Your objective: In the records that follow, show each line where the word "Change" is present.

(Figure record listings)

▼▼▼

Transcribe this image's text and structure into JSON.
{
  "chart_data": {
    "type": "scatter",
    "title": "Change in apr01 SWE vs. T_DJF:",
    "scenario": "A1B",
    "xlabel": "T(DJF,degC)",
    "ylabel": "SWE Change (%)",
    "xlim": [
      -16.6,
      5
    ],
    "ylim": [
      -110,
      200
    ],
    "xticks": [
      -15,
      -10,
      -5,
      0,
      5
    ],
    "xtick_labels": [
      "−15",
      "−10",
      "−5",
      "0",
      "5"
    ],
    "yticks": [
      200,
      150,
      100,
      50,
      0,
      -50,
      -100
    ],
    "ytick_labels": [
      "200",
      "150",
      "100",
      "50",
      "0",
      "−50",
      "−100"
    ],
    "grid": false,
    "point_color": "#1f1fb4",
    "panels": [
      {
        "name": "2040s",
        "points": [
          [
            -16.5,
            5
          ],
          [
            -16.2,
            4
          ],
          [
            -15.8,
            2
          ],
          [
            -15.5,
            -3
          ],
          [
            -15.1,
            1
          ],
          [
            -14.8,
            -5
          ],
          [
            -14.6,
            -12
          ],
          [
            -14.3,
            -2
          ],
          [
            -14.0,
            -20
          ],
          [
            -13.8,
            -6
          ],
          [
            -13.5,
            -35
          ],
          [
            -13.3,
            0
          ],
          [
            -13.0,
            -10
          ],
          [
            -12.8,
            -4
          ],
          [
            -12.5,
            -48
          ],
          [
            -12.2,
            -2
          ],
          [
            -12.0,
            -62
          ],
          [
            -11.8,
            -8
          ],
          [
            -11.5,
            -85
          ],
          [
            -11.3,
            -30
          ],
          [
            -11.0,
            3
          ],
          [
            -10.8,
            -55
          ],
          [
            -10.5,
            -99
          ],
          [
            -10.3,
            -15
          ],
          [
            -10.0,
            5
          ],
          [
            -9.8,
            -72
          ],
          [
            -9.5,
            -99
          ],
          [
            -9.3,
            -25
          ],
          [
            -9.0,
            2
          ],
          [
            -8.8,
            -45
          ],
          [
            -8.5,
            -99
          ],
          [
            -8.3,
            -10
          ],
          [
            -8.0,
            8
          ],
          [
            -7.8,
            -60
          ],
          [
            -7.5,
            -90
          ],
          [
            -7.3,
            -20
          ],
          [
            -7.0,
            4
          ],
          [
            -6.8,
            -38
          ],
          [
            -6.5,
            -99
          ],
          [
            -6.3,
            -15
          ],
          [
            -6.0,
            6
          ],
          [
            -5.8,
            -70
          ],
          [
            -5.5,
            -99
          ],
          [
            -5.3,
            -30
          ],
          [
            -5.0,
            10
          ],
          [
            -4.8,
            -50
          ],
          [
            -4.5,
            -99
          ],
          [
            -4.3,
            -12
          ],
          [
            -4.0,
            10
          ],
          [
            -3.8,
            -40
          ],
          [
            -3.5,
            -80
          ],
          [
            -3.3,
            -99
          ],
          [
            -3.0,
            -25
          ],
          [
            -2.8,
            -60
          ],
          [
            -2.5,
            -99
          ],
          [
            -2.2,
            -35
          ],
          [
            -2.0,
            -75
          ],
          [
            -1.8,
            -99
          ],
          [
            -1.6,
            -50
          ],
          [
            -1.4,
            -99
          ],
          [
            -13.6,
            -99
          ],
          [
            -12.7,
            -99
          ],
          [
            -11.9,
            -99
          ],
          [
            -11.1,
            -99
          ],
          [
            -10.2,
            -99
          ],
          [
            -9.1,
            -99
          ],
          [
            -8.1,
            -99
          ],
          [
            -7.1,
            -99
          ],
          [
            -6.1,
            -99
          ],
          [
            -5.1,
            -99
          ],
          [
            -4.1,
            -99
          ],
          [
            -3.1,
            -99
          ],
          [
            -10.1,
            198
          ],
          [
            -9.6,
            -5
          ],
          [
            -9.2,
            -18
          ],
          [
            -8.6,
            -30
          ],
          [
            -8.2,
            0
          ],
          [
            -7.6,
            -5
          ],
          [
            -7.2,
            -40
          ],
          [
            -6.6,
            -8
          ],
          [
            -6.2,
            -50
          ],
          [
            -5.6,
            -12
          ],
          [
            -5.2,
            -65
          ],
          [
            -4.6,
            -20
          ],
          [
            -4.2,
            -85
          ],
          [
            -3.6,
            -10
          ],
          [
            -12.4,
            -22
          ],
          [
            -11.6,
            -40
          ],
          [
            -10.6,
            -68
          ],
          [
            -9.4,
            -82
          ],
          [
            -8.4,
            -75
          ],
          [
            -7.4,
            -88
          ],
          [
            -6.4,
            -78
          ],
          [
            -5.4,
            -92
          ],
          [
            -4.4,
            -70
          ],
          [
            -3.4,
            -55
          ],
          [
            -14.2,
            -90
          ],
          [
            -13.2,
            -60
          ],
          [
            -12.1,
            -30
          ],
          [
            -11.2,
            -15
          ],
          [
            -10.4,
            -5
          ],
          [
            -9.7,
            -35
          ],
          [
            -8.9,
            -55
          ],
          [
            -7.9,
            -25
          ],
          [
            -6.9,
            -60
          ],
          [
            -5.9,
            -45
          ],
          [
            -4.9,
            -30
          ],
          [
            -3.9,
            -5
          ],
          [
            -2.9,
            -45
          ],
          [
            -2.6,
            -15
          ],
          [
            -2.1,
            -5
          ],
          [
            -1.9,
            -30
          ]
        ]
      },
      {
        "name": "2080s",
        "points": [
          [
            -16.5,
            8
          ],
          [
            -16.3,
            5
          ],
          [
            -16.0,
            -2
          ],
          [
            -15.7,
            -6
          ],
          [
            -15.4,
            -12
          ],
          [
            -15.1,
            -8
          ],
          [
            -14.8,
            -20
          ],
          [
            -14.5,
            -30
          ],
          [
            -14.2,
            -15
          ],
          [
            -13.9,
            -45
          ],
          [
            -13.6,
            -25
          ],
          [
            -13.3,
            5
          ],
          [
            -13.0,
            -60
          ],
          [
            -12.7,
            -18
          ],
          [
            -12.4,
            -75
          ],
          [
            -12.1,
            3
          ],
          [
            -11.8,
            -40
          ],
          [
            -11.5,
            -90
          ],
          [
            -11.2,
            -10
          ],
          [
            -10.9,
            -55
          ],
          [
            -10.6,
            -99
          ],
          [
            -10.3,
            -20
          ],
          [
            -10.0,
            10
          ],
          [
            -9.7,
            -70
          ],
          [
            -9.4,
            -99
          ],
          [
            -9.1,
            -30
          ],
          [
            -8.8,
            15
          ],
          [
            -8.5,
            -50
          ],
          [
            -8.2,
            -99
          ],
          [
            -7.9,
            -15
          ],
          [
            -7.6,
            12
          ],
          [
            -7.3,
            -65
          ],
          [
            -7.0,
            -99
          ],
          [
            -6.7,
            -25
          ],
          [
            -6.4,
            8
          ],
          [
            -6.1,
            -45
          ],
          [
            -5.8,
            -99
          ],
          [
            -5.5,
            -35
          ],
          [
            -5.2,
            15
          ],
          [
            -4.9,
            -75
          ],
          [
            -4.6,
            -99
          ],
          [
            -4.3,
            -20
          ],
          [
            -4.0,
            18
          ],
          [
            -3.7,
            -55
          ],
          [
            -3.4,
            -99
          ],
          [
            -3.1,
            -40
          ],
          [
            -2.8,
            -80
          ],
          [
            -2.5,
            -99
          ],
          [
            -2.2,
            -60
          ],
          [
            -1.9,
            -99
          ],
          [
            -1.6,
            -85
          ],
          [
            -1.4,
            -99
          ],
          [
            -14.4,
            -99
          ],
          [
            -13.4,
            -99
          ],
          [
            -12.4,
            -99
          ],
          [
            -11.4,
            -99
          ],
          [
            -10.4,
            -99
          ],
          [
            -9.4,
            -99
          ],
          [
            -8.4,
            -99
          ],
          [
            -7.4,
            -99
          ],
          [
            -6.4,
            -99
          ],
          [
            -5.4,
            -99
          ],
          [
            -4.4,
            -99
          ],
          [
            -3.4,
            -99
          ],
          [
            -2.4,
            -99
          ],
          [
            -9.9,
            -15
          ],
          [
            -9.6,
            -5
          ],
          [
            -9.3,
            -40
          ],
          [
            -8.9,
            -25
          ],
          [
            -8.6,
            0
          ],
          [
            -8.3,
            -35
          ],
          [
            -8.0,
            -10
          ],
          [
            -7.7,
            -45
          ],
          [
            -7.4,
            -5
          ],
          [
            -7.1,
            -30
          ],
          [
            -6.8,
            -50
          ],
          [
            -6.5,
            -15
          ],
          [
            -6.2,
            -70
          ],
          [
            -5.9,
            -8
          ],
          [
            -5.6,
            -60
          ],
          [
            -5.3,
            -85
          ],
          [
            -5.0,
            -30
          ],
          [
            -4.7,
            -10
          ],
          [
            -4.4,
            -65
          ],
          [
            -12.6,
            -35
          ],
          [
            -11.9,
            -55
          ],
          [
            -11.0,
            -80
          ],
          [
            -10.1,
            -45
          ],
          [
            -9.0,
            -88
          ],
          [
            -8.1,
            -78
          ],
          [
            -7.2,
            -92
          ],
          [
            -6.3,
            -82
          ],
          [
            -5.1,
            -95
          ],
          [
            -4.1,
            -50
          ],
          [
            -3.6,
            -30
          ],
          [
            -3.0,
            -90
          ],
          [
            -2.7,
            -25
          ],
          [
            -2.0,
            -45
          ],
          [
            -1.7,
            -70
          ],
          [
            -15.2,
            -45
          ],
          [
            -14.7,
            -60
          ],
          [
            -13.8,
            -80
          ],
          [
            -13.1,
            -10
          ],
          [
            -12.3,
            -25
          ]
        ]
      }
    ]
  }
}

▲▲▲

Solution to the problem:
    "title": "Change in apr01 SWE vs. T_DJF:",
    "ylabel": "SWE Change (%)",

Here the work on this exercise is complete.